- _Required task_
Retype the material in full, keeping every word the same.

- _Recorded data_

□ □ □ □ □

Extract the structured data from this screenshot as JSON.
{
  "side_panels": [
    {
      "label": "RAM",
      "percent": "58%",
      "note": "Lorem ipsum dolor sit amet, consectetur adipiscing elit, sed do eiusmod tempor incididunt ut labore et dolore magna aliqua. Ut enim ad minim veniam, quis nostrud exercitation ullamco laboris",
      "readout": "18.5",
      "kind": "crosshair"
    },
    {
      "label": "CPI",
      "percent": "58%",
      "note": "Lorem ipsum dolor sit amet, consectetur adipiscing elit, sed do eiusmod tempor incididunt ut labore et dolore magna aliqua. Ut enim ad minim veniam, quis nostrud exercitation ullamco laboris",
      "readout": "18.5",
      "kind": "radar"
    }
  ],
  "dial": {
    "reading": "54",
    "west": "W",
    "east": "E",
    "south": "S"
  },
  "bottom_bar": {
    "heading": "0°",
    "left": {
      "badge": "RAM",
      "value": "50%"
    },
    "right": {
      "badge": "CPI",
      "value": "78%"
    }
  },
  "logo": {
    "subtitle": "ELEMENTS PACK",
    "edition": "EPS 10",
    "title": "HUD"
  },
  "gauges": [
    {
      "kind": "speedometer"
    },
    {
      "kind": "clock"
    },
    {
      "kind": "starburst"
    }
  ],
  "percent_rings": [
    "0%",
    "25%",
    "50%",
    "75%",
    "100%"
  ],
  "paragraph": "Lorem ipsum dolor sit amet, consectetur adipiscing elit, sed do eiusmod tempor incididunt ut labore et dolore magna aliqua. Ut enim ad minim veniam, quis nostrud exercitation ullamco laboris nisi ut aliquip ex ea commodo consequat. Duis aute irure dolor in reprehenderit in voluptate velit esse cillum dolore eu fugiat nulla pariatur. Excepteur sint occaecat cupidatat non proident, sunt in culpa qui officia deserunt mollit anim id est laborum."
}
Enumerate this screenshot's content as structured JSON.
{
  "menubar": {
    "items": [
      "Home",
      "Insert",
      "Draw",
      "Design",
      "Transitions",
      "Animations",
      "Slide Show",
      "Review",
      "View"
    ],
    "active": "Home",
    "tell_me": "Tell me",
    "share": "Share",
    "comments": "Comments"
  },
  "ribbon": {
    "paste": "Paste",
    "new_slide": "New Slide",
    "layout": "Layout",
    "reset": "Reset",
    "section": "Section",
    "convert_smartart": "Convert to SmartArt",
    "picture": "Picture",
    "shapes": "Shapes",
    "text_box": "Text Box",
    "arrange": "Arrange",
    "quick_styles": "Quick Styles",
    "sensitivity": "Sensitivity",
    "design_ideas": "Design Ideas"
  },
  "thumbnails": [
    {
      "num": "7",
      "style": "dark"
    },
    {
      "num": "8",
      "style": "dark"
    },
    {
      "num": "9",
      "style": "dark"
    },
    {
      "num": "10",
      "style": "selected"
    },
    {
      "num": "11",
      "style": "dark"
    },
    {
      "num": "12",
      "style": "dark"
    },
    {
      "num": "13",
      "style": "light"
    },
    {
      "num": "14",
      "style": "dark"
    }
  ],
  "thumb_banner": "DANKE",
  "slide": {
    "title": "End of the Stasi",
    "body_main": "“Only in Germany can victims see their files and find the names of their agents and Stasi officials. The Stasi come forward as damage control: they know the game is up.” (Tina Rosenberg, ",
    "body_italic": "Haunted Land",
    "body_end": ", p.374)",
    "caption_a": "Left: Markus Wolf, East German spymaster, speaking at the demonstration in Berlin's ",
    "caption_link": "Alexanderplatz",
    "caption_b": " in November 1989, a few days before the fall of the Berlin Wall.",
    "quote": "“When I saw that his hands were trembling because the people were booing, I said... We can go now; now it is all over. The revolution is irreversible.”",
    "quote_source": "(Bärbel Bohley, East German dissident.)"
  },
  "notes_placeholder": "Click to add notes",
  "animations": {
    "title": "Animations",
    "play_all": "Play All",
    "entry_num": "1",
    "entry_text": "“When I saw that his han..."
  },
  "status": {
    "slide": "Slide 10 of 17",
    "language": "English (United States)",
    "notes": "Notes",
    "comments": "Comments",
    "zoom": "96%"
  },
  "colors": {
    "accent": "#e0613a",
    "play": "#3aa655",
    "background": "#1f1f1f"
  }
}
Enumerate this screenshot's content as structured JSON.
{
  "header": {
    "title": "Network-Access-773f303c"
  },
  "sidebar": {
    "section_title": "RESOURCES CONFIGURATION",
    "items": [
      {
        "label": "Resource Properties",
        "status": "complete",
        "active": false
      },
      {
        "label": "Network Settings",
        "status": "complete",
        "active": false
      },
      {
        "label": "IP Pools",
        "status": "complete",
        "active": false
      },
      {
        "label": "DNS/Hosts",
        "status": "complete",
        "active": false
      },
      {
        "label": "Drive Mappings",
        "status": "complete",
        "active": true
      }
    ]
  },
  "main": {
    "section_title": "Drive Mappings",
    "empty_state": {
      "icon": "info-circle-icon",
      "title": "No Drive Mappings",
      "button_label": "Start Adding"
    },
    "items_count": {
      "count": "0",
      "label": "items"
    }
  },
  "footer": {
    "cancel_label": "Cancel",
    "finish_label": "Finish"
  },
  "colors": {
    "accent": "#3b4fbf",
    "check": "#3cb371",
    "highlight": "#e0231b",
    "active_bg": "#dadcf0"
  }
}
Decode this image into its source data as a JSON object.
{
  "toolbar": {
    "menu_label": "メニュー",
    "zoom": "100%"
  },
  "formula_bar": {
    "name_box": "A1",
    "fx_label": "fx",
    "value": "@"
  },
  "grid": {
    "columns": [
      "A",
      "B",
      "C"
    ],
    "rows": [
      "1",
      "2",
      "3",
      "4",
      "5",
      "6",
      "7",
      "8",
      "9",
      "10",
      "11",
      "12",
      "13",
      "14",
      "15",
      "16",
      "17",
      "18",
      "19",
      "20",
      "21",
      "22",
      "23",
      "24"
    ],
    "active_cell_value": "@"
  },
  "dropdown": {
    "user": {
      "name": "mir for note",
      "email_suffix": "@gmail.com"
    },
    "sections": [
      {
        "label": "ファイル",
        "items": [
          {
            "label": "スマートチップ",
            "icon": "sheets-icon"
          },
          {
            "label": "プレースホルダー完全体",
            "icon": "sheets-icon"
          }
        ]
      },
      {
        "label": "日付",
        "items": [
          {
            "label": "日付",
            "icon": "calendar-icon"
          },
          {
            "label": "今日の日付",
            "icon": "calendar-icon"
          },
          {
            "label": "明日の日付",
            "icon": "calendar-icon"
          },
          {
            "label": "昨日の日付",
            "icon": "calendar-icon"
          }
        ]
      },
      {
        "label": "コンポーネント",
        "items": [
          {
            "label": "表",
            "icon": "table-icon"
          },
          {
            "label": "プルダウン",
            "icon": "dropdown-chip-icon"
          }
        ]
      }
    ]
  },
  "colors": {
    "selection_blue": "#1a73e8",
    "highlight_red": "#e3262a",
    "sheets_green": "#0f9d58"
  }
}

□ □ □ □ □

- _Solved exercise_
Extract the structured data from this screenshot as JSON.
{
  "side_panels": [
    {
      "label": "RAM",
      "percent": "58%",
      "note": "Lorem ipsum dolor sit amet, consectetur adipiscing elit, sed do eiusmod tempor incididunt ut labore et dolore magna aliqua. Ut enim ad minim veniam, quis nostrud exercitation ullamco laboris",
      "readout": "18.5",
      "kind": "crosshair"
    },
    {
      "label": "CPI",
      "percent": "58%",
      "note": "Lorem ipsum dolor sit amet, consectetur adipiscing elit, sed do eiusmod tempor incididunt ut labore et dolore magna aliqua. Ut enim ad minim veniam, quis nostrud exercitation ullamco laboris",
      "readout": "18.5",
      "kind": "radar"
    }
  ],
  "dial": {
    "reading": "54",
    "west": "W",
    "east": "E",
    "south": "S"
  },
  "bottom_bar": {
    "heading": "0°",
    "left": {
      "badge": "RAM",
      "value": "50%"
    },
    "right": {
      "badge": "CPI",
      "value": "78%"
    }
  },
  "logo": {
    "subtitle": "ELEMENTS PACK",
    "edition": "EPS 10",
    "title": "HUD"
  },
  "gauges": [
    {
      "kind": "speedometer"
    },
    {
      "kind": "clock"
    },
    {
      "kind": "starburst"
    }
  ],
  "percent_rings": [
    "0%",
    "25%",
    "50%",
    "75%",
    "100%"
  ],
  "paragraph": "Lorem ipsum dolor sit amet, consectetur adipiscing elit, sed do eiusmod tempor incididunt ut labore et dolore magna aliqua. Ut enim ad minim veniam, quis nostrud exercitation ullamco laboris nisi ut aliquip ex ea commodo consequat. Duis aute irure dolor in reprehenderit in voluptate velit esse cillum dolore eu fugiat nulla pariatur. Excepteur sint occaecat cupidatat non proident, sunt in culpa qui officia deserunt mollit anim id est laborum."
}
Enumerate this screenshot's content as structured JSON.
{
  "menubar": {
    "items": [
      "Home",
      "Insert",
      "Draw",
      "Design",
      "Transitions",
      "Animations",
      "Slide Show",
      "Review",
      "View"
    ],
    "active": "Home",
    "tell_me": "Tell me",
    "share": "Share",
    "comments": "Comments"
  },
  "ribbon": {
    "paste": "Paste",
    "new_slide": "New Slide",
    "layout": "Layout",
    "reset": "Reset",
    "section": "Section",
    "convert_smartart": "Convert to SmartArt",
    "picture": "Picture",
    "shapes": "Shapes",
    "text_box": "Text Box",
    "arrange": "Arrange",
    "quick_styles": "Quick Styles",
    "sensitivity": "Sensitivity",
    "design_ideas": "Design Ideas"
  },
  "thumbnails": [
    {
      "num": "7",
      "style": "dark"
    },
    {
      "num": "8",
      "style": "dark"
    },
    {
      "num": "9",
      "style": "dark"
    },
    {
      "num": "10",
      "style": "selected"
    },
    {
      "num": "11",
      "style": "dark"
    },
    {
      "num": "12",
      "style": "dark"
    },
    {
      "num": "13",
      "style": "light"
    },
    {
      "num": "14",
      "style": "dark"
    }
  ],
  "thumb_banner": "DANKE",
  "slide": {
    "title": "End of the Stasi",
    "body_main": "“Only in Germany can victims see their files and find the names of their agents and Stasi officials. The Stasi come forward as damage control: they know the game is up.” (Tina Rosenberg, ",
    "body_italic": "Haunted Land",
    "body_end": ", p.374)",
    "caption_a": "Left: Markus Wolf, East German spymaster, speaking at the demonstration in Berlin's ",
    "caption_link": "Alexanderplatz",
    "caption_b": " in November 1989, a few days before the fall of the Berlin Wall.",
    "quote": "“When I saw that his hands were trembling because the people were booing, I said... We can go now; now it is all over. The revolution is irreversible.”",
    "quote_source": "(Bärbel Bohley, East German dissident.)"
  },
  "notes_placeholder": "Click to add notes",
  "animations": {
    "title": "Animations",
    "play_all": "Play All",
    "entry_num": "1",
    "entry_text": "“When I saw that his han..."
  },
  "status": {
    "slide": "Slide 10 of 17",
    "language": "English (United States)",
    "notes": "Notes",
    "comments": "Comments",
    "zoom": "96%"
  },
  "colors": {
    "accent": "#e0613a",
    "play": "#3aa655",
    "background": "#1f1f1f"
  }
}
Enumerate this screenshot's content as structured JSON.
{
  "header": {
    "title": "Network-Access-773f303c"
  },
  "sidebar": {
    "section_title": "RESOURCES CONFIGURATION",
    "items": [
      {
        "label": "Resource Properties",
        "status": "complete",
        "active": false
      },
      {
        "label": "Network Settings",
        "status": "complete",
        "active": false
      },
      {
        "label": "IP Pools",
        "status": "complete",
        "active": false
      },
      {
        "label": "DNS/Hosts",
        "status": "complete",
        "active": false
      },
      {
        "label": "Drive Mappings",
        "status": "complete",
        "active": true
      }
    ]
  },
  "main": {
    "section_title": "Drive Mappings",
    "empty_state": {
      "icon": "info-circle-icon",
      "title": "No Drive Mappings",
      "button_label": "Start Adding"
    },
    "items_count": {
      "count": "0",
      "label": "items"
    }
  },
  "footer": {
    "cancel_label": "Cancel",
    "finish_label": "Finish"
  },
  "colors": {
    "accent": "#3b4fbf",
    "check": "#3cb371",
    "highlight": "#e0231b",
    "active_bg": "#dadcf0"
  }
}
Decode this image into its source data as a JSON object.
{
  "toolbar": {
    "menu_label": "メニュー",
    "zoom": "100%"
  },
  "formula_bar": {
    "name_box": "A1",
    "fx_label": "fx",
    "value": "@"
  },
  "grid": {
    "columns": [
      "A",
      "B",
      "C"
    ],
    "rows": [
      "1",
      "2",
      "3",
      "4",
      "5",
      "6",
      "7",
      "8",
      "9",
      "10",
      "11",
      "12",
      "13",
      "14",
      "15",
      "16",
      "17",
      "18",
      "19",
      "20",
      "21",
      "22",
      "23",
      "24"
    ],
    "active_cell_value": "@"
  },
  "dropdown": {
    "user": {
      "name": "mir for note",
      "email_suffix": "@gmail.com"
    },
    "sections": [
      {
        "label": "ファイル",
        "items": [
          {
            "label": "スマートチップ",
            "icon": "sheets-icon"
          },
          {
            "label": "プレースホルダー完全体",
            "icon": "sheets-icon"
          }
        ]
      },
      {
        "label": "日付",
        "items": [
          {
            "label": "日付",
            "icon": "calendar-icon"
          },
          {
            "label": "今日の日付",
            "icon": "calendar-icon"
          },
          {
            "label": "明日の日付",
            "icon": "calendar-icon"
          },
          {
            "label": "昨日の日付",
            "icon": "calendar-icon"
          }
        ]
      },
      {
        "label": "コンポーネント",
        "items": [
          {
            "label": "表",
            "icon": "table-icon"
          },
          {
            "label": "プルダウン",
            "icon": "dropdown-chip-icon"
          }
        ]
      }
    ]
  },
  "colors": {
    "selection_blue": "#1a73e8",
    "highlight_red": "#e3262a",
    "sheets_green": "#0f9d58"
  }
}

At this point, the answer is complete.